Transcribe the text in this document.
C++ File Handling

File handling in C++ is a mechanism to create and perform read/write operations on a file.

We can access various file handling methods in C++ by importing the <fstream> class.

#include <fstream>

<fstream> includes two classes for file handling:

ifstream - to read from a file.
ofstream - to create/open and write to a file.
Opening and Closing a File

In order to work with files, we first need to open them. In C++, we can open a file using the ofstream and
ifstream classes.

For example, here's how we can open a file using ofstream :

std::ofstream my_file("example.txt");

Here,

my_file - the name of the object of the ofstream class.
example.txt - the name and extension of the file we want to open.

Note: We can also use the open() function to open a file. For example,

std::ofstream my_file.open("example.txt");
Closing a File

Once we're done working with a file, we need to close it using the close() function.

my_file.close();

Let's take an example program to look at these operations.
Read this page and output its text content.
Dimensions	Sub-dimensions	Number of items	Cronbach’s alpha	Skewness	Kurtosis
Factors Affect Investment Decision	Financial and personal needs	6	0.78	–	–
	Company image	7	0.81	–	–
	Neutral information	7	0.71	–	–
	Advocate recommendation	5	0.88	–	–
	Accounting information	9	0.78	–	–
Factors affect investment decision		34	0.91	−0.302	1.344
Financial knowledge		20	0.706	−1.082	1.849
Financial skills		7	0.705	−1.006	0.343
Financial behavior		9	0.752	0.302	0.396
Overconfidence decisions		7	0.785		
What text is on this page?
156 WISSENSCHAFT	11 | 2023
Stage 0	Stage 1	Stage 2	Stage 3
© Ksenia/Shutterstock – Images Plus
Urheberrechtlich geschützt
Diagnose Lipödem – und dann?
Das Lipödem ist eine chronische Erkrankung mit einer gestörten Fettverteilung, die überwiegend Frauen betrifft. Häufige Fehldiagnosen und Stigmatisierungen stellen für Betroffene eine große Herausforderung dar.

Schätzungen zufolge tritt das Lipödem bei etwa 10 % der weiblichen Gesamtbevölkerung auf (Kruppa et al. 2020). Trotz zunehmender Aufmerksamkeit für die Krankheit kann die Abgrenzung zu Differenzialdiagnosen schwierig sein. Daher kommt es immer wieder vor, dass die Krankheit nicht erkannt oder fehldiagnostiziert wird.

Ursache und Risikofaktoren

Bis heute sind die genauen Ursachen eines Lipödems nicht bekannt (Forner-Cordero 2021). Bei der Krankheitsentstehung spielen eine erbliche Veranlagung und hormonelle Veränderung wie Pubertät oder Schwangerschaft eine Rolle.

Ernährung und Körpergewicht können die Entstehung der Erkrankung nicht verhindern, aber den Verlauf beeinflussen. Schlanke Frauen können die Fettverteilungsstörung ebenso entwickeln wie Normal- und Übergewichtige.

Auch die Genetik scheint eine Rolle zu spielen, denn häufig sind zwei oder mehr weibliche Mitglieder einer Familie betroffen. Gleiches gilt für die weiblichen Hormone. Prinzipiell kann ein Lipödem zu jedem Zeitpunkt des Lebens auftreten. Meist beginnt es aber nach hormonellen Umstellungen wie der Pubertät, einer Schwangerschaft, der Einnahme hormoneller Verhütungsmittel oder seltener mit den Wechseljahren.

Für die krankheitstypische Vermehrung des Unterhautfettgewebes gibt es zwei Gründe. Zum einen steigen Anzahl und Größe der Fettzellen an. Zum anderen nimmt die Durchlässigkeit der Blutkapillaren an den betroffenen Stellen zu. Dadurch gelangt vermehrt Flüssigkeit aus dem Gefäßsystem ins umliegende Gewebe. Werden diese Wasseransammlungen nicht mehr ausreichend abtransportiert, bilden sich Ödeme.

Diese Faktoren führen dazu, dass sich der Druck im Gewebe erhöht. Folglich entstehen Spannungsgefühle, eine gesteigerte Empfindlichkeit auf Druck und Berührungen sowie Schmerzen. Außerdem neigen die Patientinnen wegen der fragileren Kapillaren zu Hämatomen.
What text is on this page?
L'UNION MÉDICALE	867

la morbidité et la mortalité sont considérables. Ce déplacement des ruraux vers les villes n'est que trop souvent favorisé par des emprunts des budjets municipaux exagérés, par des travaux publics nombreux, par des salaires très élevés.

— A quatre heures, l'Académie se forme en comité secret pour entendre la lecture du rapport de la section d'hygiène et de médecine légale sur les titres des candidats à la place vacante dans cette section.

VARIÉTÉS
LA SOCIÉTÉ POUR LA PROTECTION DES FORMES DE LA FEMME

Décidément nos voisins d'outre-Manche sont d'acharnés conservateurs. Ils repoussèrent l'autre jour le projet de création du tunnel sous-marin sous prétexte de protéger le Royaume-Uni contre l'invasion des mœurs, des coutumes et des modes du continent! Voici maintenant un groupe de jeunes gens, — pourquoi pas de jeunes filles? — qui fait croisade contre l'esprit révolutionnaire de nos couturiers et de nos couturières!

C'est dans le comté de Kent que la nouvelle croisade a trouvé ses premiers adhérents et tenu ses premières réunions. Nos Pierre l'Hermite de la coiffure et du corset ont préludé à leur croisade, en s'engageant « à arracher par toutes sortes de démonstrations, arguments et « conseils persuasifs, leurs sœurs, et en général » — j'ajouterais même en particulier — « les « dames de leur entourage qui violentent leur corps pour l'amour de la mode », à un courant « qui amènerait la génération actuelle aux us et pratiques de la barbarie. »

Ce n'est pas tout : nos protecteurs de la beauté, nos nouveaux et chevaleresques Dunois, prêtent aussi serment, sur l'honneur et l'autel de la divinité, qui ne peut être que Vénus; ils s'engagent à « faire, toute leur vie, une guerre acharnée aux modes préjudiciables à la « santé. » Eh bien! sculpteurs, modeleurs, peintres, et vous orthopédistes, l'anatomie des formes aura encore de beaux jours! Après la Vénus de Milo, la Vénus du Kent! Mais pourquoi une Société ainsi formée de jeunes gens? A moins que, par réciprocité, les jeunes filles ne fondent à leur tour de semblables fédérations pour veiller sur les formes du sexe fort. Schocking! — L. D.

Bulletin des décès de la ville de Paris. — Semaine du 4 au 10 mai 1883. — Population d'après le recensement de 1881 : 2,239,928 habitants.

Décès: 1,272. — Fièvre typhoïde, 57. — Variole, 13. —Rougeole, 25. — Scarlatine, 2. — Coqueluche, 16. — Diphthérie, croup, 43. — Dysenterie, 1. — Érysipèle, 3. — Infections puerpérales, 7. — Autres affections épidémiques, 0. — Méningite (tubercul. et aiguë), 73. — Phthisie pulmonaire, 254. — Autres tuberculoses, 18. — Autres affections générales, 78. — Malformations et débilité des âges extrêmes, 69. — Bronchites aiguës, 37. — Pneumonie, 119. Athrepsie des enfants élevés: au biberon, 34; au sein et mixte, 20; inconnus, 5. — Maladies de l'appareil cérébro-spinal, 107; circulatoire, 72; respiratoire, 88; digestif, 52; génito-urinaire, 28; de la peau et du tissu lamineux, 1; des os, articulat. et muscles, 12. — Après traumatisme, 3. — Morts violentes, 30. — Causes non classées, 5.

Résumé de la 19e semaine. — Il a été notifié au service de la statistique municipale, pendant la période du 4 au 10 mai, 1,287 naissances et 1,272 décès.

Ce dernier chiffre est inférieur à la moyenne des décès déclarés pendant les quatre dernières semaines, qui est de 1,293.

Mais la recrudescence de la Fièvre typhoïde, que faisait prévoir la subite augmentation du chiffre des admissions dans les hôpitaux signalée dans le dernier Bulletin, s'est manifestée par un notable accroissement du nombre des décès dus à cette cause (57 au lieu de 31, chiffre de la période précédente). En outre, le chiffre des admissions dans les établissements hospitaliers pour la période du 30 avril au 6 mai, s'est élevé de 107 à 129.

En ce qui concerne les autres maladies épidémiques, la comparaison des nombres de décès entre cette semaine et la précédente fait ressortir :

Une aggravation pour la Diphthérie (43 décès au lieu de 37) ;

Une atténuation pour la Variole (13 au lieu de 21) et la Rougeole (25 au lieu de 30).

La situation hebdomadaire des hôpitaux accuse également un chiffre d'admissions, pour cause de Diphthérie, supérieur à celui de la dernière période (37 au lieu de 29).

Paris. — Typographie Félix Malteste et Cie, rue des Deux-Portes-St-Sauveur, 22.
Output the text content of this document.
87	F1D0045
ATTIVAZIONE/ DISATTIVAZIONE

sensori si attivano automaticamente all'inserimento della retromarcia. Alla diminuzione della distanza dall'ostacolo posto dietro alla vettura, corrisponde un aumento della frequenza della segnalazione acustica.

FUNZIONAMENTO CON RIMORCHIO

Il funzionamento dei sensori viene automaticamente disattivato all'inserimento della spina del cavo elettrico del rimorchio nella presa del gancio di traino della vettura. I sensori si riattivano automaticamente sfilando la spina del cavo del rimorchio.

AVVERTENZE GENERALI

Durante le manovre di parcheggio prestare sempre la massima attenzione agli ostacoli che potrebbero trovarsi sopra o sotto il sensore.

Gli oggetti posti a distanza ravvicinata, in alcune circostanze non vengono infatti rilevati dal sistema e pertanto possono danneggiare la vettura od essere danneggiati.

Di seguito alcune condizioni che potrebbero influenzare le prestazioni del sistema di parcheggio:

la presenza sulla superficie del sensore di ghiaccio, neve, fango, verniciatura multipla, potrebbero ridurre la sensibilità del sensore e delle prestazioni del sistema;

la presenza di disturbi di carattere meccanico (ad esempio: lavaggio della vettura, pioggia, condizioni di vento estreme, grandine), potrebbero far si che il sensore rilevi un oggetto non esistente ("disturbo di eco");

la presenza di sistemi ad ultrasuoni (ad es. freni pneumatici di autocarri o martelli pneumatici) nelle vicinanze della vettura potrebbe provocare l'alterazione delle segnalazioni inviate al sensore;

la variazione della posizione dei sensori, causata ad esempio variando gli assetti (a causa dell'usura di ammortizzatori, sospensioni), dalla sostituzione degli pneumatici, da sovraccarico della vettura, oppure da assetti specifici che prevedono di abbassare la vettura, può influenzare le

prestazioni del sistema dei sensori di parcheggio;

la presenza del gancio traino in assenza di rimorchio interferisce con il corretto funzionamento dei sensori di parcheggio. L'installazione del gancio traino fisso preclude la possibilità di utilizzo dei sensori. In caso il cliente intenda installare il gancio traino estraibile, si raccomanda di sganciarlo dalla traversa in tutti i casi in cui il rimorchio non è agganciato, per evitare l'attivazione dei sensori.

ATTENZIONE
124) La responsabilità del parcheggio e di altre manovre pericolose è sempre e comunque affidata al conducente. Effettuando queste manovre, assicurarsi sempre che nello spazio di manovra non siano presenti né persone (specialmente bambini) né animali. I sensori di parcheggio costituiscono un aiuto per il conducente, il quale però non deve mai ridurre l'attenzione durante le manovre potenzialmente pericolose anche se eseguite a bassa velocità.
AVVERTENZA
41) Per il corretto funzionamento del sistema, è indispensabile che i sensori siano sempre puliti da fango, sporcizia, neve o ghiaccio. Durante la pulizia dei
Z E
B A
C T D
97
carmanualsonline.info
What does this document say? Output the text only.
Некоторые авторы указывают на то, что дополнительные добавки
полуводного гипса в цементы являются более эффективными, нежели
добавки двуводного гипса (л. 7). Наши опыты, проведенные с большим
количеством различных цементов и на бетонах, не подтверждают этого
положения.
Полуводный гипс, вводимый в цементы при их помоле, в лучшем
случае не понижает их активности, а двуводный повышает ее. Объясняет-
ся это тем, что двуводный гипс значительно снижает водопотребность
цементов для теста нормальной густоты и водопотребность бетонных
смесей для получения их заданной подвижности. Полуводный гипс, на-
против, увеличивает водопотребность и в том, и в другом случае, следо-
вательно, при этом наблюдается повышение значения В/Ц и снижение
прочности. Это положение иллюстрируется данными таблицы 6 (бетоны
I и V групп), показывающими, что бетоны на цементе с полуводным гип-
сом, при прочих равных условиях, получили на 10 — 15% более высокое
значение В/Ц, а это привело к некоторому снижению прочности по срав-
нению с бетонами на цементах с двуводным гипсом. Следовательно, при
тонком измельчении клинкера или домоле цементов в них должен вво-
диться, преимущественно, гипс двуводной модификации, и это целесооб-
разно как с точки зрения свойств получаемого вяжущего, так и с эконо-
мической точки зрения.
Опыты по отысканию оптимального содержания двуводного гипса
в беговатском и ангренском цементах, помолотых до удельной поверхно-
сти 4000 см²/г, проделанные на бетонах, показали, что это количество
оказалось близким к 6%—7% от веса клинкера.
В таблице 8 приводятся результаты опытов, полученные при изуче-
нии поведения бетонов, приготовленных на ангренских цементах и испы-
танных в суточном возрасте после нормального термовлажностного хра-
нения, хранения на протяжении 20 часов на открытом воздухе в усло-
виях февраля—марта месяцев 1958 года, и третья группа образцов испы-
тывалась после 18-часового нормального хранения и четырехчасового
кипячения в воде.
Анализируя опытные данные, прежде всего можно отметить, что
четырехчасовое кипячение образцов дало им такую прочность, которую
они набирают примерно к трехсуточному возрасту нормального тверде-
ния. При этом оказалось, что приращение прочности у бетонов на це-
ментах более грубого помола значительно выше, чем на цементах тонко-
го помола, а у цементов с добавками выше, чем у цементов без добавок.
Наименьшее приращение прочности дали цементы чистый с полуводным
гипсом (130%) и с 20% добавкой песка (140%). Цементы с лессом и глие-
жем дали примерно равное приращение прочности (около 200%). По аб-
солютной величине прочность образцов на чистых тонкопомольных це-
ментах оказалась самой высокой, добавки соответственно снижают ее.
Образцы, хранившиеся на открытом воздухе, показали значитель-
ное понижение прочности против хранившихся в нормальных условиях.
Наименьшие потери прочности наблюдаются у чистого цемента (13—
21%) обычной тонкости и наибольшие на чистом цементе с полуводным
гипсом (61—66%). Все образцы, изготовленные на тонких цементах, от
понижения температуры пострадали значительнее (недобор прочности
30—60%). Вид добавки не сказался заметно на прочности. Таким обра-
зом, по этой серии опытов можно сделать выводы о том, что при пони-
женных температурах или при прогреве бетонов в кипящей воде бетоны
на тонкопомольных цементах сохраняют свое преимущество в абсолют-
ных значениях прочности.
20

**TASK DESCRIPTION**
Check every line for "после" and show the ones that have it.

**WORKED ANSWER**
танных в суточном возрасте после нормального термовлажностного хра-
тывалась после 18-часового нормального хранения и четырехчасового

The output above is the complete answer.